> **Задания для выполнения**:
1. В каком городе отец автора письма проходил службу в армии?
2. Перечислите всё, что, согласно письму, солдатам приказали грузить в вагоны.
3. Извлеките из письма фрагмент от слов «Мой папа не» до слов «что началась война.» включительно.

> **Исходный документ**:
Уважаемая редакция, вам много пишут о подвигах своих отцов, дедов, родственников, просто знакомых во время Великой Отечественной войны.
Мой папа не совершал никаких подвигов, не был награжден орденами и медалями, но я считаю, что он был настоящим героем, с мужеством и терпением перенеся все страдания и адские муки четырех лет плена.
Когда я школьницей просила отца рассказать о войне, он отворачивался, и на его глазах появлялись слезы. Папа стеснялся слова "плен", считал себя виновным, что все четыре года войны проработал под дулом автомата и лай немецких овчарок на фашистов. И только спустя много лет он рассказал мне об этом.
До конца службы в армии, которую отец проходил в Чите, оставалось 6 месяцев, когда был отдан приказ грузить в вагоны всю боевую технику, боеприпасы, продукты питания - солдатам объяснили, что едут в летние лагеря для проведения учений. На территории Белоруссии солдаты увидели на перроне плачущих женщин, детей, стариков, в недоумении спросили, в чем дело, и узнали, что началась война.
В городе Орша разгрузили вагоны, недельная подготовка - и первый бой. Пока были боеприпасы, шли в наступление. Потом все кончилось, и никакого подкрепления, в наступление пошли фашисты.

> **Выдержки из данных**:

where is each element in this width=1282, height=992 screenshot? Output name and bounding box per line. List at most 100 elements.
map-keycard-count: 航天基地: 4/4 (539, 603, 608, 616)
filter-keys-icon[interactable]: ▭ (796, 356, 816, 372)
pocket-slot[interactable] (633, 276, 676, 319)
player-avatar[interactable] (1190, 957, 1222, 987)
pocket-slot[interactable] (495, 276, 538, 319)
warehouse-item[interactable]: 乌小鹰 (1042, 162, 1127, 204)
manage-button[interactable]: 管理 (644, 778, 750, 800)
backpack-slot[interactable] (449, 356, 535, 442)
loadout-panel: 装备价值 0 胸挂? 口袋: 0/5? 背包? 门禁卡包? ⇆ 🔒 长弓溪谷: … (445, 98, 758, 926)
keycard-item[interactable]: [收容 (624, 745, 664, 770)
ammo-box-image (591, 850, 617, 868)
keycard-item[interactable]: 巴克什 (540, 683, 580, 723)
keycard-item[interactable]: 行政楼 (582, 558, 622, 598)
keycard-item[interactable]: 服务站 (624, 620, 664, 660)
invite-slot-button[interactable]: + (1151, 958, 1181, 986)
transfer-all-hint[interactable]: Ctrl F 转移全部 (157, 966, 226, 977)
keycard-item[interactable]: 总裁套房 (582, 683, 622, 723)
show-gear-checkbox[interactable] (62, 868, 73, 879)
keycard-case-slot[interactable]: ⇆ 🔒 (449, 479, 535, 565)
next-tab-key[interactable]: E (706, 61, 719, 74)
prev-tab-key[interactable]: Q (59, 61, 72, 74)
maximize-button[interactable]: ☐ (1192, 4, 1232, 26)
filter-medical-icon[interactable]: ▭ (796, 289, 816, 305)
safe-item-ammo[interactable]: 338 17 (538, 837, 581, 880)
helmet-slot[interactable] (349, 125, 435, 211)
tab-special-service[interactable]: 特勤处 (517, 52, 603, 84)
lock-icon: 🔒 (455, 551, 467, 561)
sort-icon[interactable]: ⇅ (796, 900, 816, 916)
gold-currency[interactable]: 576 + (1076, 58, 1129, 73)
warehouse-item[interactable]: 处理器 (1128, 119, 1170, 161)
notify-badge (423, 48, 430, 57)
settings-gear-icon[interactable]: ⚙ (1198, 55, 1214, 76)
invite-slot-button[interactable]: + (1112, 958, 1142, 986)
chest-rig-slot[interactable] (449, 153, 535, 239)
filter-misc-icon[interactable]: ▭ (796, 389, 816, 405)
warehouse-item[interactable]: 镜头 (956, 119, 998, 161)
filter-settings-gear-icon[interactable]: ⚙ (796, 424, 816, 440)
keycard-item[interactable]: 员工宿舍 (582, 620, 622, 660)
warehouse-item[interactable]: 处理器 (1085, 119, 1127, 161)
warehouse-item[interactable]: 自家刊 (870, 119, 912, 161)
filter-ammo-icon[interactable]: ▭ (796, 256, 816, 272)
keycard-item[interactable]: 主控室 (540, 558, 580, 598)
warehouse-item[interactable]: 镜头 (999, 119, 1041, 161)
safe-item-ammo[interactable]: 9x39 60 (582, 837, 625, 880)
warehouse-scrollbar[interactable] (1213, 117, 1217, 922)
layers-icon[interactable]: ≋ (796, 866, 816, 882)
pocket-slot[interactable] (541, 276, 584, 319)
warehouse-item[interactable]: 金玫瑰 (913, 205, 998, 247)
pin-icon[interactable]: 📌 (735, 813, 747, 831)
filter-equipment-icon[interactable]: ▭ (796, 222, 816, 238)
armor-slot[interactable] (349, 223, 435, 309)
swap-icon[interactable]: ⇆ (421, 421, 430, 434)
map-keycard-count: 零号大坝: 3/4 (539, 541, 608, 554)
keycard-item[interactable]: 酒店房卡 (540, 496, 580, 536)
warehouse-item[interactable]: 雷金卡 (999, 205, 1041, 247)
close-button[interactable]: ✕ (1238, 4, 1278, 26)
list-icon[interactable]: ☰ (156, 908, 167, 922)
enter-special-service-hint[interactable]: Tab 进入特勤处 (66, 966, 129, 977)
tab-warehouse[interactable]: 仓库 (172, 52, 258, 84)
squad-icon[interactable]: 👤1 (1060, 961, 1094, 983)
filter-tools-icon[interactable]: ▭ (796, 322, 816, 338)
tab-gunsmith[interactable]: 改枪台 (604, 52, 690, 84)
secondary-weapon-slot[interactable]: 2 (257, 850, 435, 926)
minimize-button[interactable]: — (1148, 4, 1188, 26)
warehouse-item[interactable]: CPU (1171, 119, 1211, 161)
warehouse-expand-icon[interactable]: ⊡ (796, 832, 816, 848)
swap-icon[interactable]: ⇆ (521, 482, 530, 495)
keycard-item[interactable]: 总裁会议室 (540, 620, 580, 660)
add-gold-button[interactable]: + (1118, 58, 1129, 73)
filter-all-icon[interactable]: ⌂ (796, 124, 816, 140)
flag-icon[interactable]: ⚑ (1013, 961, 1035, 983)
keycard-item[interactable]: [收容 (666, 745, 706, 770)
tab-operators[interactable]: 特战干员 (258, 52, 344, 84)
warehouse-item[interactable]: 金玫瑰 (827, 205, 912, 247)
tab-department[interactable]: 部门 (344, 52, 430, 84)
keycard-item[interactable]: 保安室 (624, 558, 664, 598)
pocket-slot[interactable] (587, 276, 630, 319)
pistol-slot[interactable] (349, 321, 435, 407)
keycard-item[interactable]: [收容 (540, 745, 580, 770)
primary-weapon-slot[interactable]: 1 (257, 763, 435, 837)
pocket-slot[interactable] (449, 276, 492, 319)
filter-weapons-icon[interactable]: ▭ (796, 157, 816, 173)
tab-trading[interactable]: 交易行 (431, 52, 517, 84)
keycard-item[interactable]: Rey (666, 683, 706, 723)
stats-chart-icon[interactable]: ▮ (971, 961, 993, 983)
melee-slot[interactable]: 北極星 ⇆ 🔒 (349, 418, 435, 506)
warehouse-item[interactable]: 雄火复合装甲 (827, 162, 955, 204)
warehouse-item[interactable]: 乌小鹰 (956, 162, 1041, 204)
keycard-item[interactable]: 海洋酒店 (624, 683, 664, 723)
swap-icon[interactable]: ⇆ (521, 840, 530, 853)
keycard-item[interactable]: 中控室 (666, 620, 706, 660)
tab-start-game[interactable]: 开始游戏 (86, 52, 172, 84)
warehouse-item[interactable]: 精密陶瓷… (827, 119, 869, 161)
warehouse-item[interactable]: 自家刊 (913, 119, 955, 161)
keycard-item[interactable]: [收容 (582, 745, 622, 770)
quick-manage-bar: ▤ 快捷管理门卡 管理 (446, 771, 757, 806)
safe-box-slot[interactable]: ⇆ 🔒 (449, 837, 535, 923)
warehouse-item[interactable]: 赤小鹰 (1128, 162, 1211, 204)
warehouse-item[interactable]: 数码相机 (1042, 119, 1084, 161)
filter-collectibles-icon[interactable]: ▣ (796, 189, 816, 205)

> **Ответы по заданиям**:
1. В Чите.

2. Всю боевую технику, боеприпасы, продукты питания.

3.
Мой папа не совершал никаких подвигов, не был награжден орденами и медалями, но я считаю, что он был настоящим героем, с мужеством и терпением перенеся все страдания и адские муки четырех лет плена.
Когда я школьницей просила отца рассказать о войне, он отворачивался, и на его глазах появлялись слезы. Папа стеснялся слова "плен", считал себя виновным, что все четыре года войны проработал под дулом автомата и лай немецких овчарок на фашистов. И только спустя много лет он рассказал мне об этом.
До конца службы в армии, которую отец проходил в Чите, оставалось 6 месяцев, когда был отдан приказ грузить в вагоны всю боевую технику, боеприпасы, продукты питания - солдатам объяснили, что едут в летние лагеря для проведения учений. На территории Белоруссии солдаты увидели на перроне плачущих женщин, детей, стариков, в недоумении спросили, в чем дело, и узнали, что началась война.